▶ [ENTRIES SHOWN]:
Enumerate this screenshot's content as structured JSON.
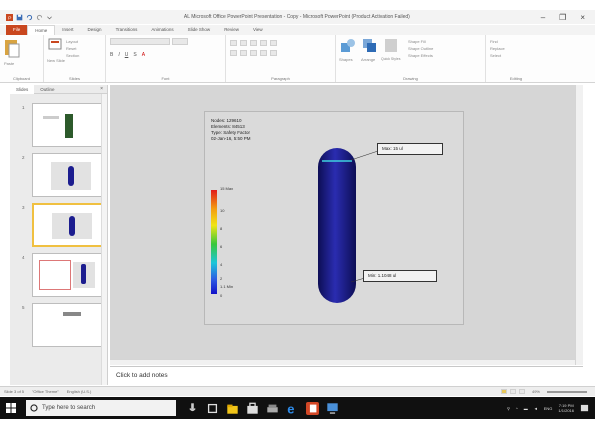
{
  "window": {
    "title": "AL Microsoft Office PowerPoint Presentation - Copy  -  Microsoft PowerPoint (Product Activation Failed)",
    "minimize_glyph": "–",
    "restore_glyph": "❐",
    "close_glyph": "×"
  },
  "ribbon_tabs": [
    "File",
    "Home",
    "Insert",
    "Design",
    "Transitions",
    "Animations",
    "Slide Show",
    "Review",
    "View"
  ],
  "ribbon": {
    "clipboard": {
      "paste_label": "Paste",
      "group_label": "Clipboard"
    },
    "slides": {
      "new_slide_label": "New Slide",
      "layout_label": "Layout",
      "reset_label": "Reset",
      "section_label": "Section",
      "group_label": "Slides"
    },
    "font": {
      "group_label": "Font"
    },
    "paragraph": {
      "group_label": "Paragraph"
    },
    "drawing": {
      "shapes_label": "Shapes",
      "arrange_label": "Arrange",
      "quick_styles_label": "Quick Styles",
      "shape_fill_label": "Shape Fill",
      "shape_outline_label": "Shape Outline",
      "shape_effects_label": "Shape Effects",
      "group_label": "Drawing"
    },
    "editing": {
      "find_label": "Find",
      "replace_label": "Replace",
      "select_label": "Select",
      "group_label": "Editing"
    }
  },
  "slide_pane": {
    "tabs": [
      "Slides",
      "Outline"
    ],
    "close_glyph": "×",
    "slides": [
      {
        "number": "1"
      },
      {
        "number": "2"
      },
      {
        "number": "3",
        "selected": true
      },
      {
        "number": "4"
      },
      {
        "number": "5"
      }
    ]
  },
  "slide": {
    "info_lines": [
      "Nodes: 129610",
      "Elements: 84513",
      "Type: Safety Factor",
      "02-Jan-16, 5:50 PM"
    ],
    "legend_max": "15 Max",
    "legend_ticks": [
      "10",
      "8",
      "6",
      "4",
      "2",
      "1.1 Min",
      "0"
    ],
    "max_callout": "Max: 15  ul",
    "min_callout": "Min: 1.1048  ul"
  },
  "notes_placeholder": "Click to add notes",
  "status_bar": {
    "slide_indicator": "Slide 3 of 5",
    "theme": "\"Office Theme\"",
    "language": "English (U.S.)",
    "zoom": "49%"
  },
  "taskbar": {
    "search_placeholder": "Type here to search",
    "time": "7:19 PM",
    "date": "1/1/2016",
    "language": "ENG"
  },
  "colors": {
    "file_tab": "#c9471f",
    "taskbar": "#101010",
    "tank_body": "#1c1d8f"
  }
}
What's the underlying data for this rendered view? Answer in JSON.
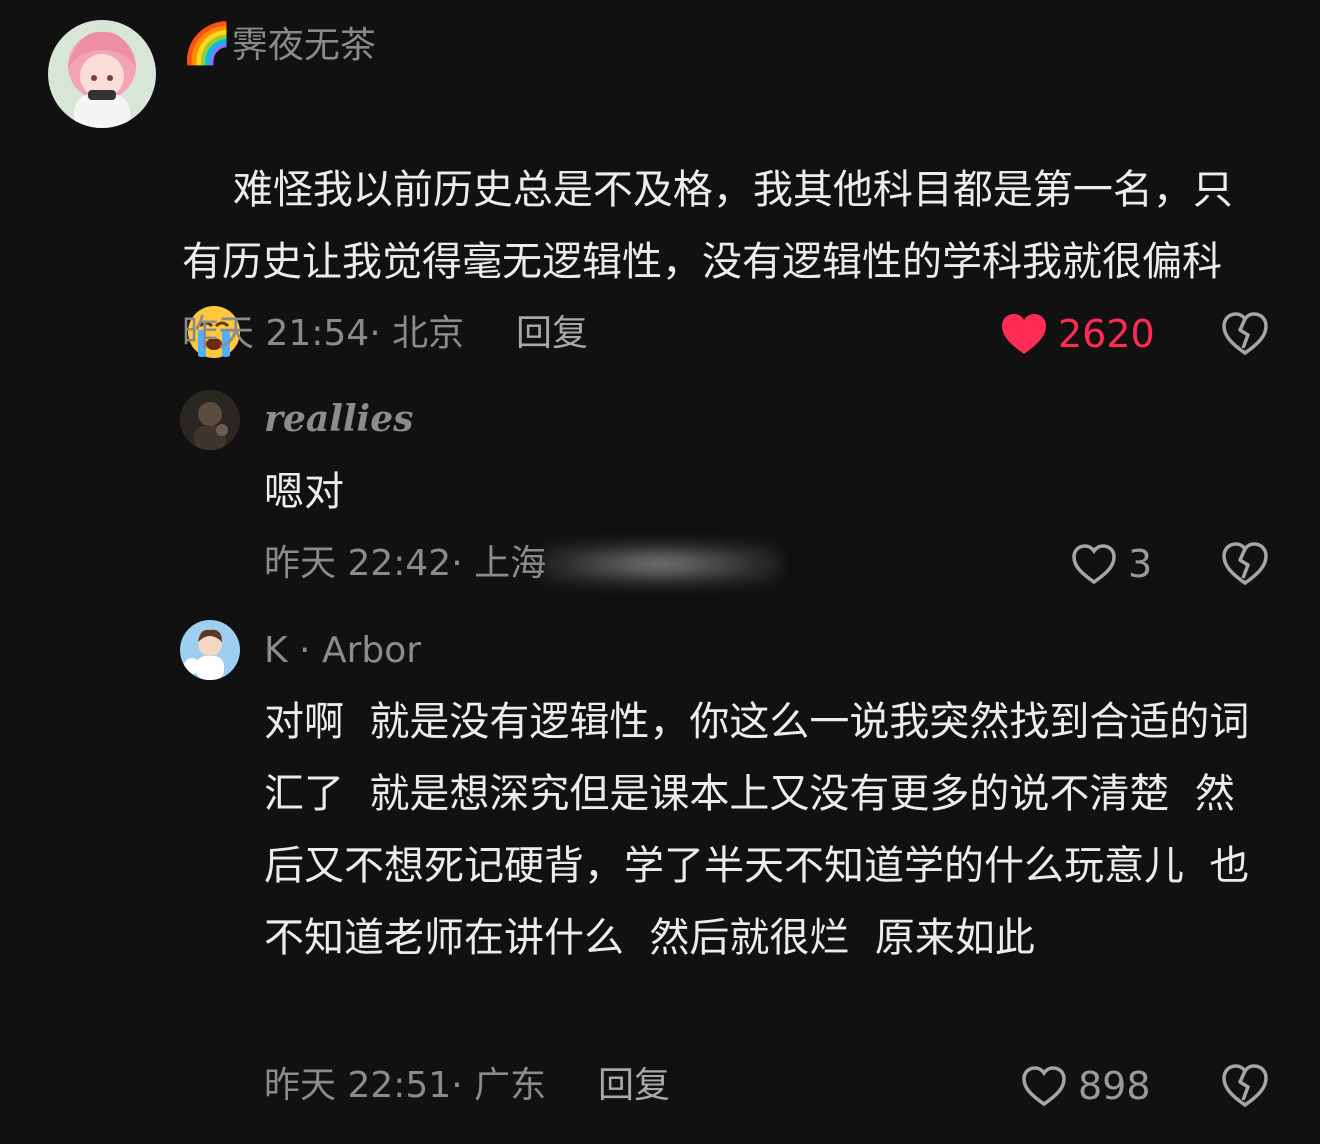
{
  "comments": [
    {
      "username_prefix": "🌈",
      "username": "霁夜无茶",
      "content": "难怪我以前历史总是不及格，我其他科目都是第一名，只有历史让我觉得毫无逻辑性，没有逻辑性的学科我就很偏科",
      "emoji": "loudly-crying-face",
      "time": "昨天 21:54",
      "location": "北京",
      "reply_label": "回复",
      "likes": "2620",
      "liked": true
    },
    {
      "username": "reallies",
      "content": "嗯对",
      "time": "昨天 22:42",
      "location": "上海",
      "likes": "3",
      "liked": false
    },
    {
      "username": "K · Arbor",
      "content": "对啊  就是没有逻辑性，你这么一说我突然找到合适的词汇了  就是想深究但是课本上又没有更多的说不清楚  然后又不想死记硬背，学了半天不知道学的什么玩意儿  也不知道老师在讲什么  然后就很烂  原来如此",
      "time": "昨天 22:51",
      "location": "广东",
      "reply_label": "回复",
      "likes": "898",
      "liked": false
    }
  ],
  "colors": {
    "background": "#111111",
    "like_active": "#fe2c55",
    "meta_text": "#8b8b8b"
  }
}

...

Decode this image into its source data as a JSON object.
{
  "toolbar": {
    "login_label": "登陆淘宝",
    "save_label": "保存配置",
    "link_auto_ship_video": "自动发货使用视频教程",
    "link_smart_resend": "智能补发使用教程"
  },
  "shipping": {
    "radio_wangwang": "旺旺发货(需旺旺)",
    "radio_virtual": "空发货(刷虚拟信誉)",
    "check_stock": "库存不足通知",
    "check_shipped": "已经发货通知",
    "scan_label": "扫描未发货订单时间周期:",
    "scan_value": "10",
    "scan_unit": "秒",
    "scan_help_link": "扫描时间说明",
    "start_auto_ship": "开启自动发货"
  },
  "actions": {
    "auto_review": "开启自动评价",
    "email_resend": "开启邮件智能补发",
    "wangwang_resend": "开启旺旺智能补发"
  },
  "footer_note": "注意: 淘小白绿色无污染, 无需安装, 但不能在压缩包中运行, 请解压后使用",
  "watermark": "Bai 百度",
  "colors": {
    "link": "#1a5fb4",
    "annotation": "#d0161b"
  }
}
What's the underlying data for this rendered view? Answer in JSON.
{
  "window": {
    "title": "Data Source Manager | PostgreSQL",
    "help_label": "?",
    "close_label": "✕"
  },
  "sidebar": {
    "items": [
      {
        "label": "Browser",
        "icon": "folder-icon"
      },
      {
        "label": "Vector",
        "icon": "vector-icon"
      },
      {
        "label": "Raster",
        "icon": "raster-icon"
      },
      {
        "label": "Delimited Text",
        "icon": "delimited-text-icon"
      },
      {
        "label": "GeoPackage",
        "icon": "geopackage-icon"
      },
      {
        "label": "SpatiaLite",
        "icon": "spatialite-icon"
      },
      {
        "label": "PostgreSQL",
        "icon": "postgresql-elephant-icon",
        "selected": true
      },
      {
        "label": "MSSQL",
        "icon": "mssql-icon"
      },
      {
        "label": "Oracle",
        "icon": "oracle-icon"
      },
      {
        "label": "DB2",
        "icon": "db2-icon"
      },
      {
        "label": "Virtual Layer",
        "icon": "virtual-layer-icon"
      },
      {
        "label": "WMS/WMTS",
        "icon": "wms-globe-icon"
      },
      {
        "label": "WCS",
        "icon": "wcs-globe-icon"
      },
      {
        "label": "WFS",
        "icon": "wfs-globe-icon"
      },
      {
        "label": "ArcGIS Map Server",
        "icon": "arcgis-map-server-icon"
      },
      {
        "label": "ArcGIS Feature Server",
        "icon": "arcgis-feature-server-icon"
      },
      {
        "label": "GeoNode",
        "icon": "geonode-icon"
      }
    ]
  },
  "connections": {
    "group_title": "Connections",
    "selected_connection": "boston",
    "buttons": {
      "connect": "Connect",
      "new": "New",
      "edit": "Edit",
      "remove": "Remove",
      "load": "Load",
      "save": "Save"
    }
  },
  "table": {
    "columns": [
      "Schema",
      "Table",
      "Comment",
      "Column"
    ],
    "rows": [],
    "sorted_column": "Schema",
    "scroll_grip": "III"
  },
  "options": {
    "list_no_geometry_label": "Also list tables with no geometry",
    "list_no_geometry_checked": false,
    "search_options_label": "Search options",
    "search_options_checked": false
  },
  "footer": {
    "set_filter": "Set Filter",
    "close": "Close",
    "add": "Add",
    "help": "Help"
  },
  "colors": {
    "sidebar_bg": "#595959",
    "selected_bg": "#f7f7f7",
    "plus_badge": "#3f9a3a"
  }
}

==

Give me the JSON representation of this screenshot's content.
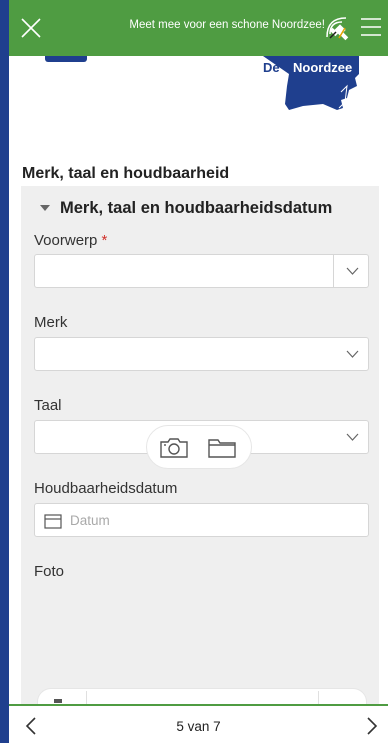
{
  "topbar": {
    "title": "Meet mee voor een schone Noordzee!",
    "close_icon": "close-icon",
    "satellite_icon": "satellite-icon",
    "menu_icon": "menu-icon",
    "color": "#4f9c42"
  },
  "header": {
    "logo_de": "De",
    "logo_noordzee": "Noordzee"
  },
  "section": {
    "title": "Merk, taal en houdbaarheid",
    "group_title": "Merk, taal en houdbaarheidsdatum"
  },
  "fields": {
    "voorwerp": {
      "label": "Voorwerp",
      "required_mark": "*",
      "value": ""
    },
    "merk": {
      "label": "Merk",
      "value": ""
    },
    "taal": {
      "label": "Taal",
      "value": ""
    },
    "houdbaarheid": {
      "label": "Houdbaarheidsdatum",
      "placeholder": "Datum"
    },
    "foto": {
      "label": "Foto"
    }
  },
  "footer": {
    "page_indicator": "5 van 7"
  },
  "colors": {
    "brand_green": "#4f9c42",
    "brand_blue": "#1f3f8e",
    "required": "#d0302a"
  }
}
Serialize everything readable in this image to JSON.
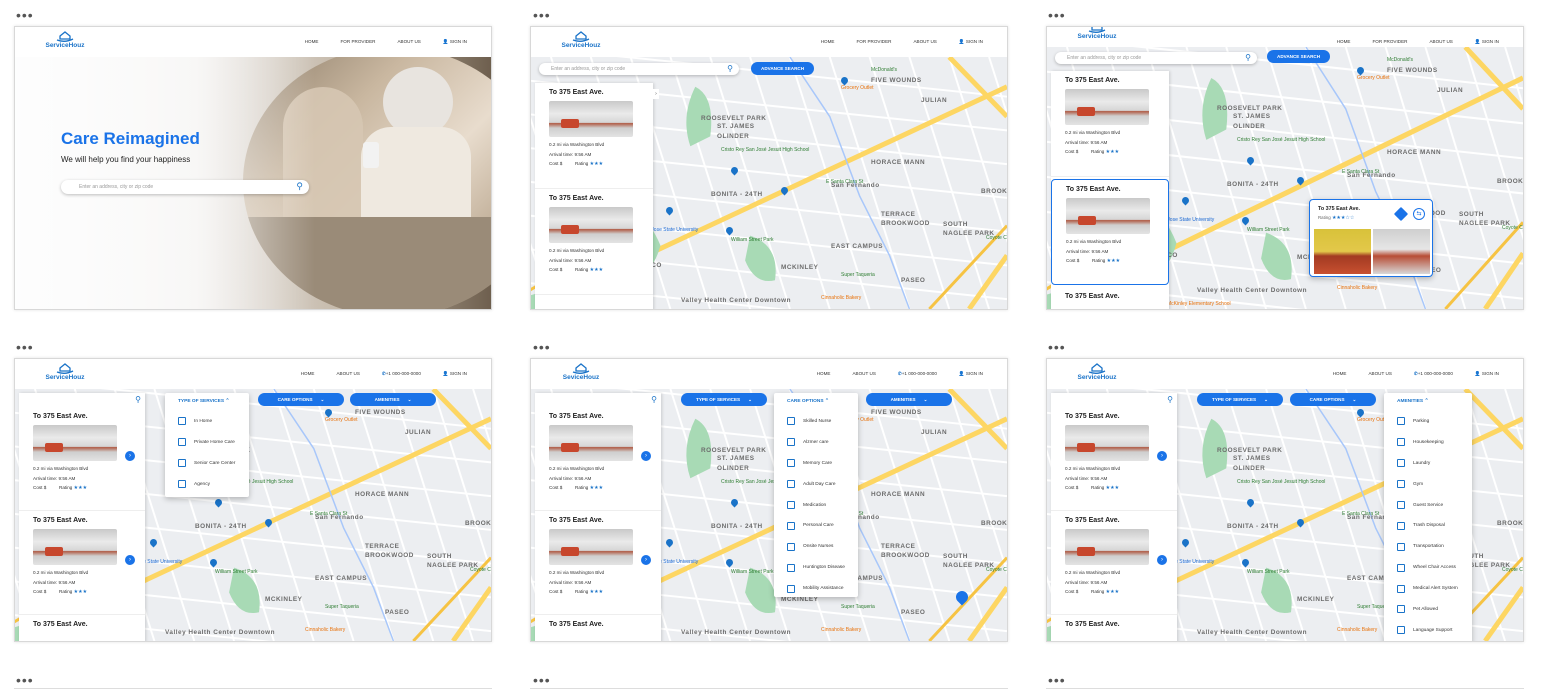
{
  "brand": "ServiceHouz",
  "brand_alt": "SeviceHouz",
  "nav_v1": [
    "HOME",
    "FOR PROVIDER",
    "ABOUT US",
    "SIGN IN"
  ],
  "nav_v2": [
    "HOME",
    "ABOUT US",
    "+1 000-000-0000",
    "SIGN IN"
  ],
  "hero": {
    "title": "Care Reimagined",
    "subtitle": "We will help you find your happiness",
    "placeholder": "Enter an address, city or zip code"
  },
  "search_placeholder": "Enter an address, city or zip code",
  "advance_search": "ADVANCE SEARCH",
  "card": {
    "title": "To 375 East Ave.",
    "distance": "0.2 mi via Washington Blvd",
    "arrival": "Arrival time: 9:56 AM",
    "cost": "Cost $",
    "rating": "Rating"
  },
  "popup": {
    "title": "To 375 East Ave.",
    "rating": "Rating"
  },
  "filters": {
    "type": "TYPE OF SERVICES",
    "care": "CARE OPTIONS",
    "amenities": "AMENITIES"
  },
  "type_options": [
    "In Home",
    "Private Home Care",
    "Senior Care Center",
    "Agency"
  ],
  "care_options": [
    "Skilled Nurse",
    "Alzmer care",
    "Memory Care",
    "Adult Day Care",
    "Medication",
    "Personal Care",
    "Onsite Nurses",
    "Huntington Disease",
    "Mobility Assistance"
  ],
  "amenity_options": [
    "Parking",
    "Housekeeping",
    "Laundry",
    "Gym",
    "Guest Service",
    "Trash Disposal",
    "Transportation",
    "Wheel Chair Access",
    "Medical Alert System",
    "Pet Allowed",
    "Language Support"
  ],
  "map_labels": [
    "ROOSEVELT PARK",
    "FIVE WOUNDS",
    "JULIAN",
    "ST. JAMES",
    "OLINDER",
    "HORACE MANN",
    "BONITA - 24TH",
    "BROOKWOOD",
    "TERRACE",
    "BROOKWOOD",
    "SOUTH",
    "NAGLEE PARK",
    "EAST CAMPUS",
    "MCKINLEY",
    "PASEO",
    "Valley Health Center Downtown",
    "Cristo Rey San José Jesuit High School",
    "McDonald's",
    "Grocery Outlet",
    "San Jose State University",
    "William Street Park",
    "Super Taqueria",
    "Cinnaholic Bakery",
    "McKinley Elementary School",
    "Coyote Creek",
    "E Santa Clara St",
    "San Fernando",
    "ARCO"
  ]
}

▶ [WHAT IS REQUIRED]: State the number of lines in this listing that contain the string "image", and add nothing else.

▶ [EXPECTED ANSWER]: 2